_DIRECTIVE_:
From the entries provided below, copy each line that contains the word "JSON".

____

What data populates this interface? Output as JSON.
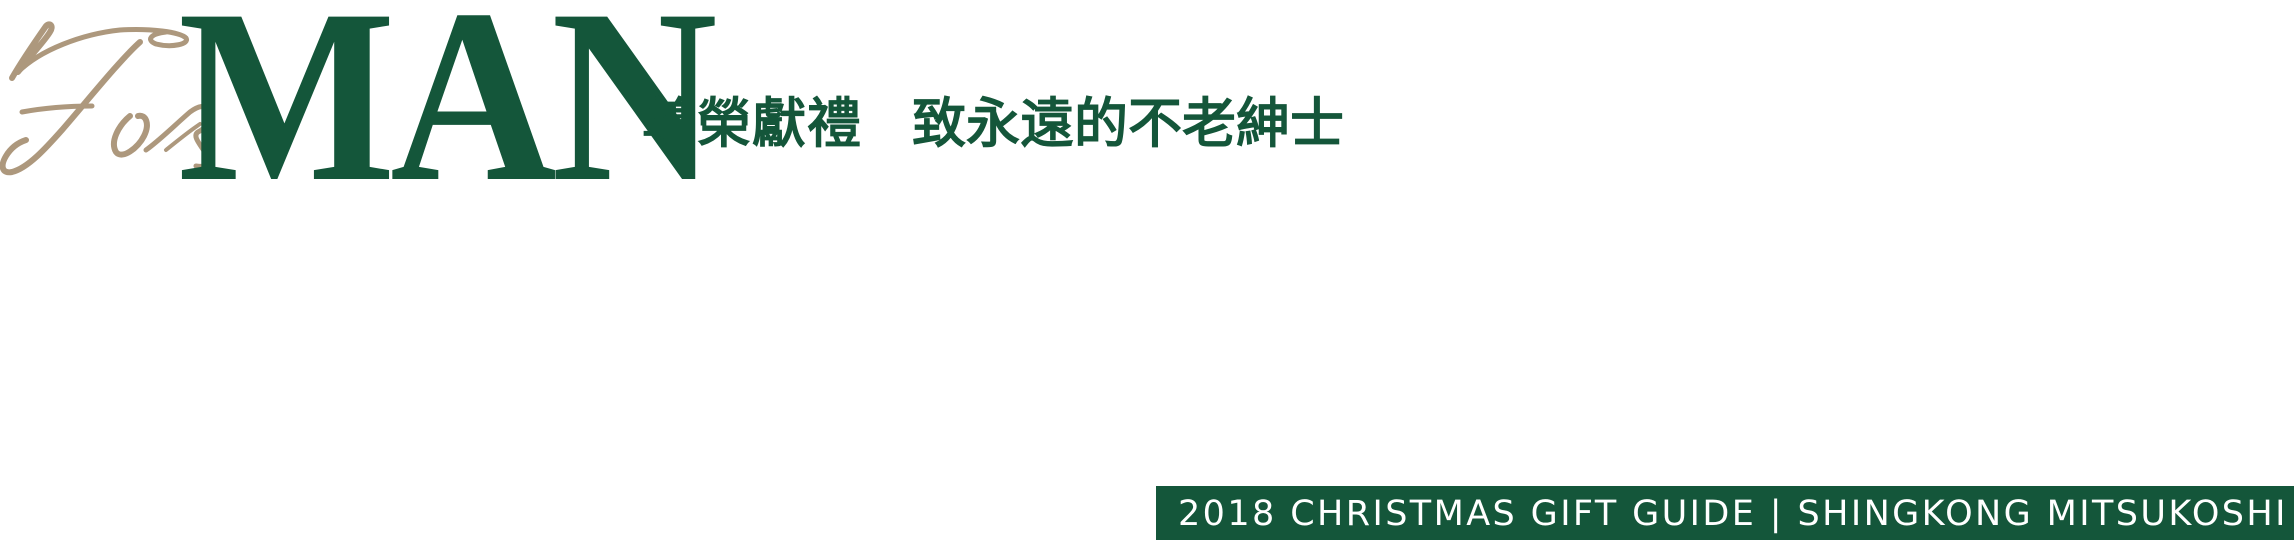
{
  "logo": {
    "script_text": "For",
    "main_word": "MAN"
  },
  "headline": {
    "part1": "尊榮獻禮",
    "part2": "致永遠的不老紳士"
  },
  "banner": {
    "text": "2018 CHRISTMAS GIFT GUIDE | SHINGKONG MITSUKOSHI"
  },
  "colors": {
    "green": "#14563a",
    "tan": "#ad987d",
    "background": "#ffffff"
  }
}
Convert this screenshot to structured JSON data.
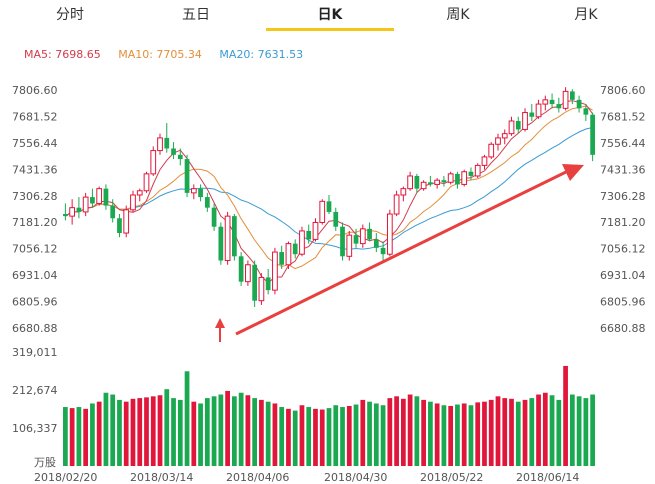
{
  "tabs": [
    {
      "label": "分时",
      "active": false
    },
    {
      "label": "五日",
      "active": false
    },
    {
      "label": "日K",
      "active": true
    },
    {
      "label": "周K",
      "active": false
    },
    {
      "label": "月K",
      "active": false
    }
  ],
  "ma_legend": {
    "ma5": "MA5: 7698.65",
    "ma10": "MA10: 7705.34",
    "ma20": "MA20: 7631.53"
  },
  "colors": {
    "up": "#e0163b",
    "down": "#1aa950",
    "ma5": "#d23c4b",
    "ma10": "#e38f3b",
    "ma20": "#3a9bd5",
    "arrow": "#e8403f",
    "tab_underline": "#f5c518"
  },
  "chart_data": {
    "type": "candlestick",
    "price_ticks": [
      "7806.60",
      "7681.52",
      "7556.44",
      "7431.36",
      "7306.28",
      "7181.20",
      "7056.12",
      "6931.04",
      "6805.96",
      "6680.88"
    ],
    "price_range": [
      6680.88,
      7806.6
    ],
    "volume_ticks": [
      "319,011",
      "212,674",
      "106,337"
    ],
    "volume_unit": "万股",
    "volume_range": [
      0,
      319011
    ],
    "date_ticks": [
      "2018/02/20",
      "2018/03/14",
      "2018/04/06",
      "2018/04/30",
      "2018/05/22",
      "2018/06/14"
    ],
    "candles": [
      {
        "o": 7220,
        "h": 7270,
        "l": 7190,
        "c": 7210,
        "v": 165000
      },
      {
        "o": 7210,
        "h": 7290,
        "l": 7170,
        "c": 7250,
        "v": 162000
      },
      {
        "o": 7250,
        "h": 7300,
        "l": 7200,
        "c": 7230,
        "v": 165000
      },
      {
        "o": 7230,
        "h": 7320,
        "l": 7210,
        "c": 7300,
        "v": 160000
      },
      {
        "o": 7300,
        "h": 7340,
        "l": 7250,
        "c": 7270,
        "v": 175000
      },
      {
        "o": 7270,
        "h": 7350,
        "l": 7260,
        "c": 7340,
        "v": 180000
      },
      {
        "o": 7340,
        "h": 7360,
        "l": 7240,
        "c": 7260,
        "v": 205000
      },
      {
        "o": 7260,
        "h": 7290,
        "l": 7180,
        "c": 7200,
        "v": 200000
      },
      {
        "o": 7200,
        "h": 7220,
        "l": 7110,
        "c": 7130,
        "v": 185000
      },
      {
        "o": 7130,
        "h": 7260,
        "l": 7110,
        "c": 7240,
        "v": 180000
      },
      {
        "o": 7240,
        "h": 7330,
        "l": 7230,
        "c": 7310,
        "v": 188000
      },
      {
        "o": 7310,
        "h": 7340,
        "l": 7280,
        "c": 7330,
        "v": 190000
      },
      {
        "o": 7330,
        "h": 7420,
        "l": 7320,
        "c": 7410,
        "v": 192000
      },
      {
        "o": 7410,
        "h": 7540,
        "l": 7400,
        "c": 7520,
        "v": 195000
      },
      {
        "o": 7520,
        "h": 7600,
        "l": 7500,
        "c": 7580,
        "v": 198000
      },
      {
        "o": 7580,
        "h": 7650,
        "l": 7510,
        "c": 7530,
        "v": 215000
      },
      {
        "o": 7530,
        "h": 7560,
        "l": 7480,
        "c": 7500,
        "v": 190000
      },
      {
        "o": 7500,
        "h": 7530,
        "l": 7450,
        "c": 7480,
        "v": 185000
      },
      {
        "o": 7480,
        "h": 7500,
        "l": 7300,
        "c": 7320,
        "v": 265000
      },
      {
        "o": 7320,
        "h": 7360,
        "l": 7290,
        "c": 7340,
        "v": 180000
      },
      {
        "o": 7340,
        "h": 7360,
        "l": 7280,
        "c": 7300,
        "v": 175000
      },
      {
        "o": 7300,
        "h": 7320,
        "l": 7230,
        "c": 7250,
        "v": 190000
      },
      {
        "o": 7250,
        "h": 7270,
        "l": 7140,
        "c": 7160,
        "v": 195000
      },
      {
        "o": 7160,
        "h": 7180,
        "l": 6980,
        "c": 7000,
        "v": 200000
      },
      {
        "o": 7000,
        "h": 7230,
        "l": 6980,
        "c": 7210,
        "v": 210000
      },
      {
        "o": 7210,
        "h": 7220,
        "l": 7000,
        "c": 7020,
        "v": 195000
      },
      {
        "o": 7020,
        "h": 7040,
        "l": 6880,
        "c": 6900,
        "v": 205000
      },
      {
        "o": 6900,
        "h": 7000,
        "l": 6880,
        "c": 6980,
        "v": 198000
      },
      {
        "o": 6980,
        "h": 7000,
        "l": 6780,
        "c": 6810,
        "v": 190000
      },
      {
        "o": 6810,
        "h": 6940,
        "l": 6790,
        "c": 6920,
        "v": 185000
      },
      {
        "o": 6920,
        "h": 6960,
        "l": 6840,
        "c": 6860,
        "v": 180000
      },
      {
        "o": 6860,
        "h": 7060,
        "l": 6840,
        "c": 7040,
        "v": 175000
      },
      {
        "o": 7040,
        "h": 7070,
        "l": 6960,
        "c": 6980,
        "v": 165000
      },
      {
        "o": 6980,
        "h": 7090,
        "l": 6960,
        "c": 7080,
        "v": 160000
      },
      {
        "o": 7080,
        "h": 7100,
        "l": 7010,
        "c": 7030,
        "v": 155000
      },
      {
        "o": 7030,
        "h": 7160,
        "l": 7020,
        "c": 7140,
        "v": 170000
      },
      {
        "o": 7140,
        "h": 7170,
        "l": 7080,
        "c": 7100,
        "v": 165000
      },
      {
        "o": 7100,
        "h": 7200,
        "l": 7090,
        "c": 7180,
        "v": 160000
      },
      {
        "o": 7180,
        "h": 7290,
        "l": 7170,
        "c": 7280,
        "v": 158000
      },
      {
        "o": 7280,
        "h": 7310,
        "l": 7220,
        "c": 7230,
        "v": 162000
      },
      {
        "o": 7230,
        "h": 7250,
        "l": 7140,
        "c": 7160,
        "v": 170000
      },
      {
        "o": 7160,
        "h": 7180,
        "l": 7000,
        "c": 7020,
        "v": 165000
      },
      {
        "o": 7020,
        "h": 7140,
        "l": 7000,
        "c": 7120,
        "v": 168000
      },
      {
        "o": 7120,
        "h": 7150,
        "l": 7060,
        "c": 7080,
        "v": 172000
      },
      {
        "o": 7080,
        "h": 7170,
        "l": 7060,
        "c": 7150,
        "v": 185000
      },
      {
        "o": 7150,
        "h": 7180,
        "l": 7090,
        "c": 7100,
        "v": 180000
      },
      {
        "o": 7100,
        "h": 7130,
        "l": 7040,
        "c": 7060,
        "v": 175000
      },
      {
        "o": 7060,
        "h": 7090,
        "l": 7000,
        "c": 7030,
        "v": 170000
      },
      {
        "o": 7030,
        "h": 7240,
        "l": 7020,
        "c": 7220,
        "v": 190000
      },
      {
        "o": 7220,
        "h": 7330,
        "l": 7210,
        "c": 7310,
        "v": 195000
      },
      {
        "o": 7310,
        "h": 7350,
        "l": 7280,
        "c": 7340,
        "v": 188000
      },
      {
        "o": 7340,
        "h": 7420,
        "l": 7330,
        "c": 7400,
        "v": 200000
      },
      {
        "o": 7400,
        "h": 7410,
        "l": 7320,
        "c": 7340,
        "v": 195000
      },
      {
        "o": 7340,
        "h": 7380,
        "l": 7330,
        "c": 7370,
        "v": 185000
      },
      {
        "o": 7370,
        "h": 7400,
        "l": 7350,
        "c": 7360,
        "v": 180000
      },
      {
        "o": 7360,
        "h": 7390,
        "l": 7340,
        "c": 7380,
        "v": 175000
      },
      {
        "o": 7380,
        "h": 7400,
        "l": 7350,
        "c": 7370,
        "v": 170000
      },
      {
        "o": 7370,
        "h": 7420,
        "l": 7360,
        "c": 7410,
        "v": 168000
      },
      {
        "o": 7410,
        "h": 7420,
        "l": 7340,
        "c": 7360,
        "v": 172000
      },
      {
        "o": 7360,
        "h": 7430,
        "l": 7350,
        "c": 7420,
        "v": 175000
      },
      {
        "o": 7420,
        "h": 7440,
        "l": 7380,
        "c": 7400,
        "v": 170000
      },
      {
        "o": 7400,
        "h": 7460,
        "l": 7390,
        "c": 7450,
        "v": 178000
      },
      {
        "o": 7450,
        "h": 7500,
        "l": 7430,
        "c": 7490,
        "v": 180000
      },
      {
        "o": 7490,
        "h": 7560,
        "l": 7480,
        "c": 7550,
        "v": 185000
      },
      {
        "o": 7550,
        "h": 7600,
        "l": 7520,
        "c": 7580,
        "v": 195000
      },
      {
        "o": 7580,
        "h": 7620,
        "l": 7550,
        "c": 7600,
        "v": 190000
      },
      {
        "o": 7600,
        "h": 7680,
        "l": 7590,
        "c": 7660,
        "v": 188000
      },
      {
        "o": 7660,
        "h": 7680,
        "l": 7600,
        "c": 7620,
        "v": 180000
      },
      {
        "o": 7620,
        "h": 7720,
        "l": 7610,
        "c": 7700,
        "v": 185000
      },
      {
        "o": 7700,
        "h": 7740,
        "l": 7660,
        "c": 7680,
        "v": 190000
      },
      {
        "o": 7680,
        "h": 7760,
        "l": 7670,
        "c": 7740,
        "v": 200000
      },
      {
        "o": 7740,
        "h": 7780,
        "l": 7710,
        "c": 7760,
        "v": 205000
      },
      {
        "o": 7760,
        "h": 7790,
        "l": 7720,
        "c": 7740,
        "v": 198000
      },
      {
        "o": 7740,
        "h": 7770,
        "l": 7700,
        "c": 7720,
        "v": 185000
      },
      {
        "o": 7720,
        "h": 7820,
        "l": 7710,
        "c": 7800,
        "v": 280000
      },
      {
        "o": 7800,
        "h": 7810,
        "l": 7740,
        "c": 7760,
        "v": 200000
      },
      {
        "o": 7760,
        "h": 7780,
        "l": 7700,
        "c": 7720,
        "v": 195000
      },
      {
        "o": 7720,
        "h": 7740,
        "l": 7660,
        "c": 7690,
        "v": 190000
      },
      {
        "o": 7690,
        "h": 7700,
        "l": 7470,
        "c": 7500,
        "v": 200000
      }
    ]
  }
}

____

_RESPONSE TO THE TASK_:
What data populates this interface? Output as JSON.
Convert this screenshot to structured JSON data.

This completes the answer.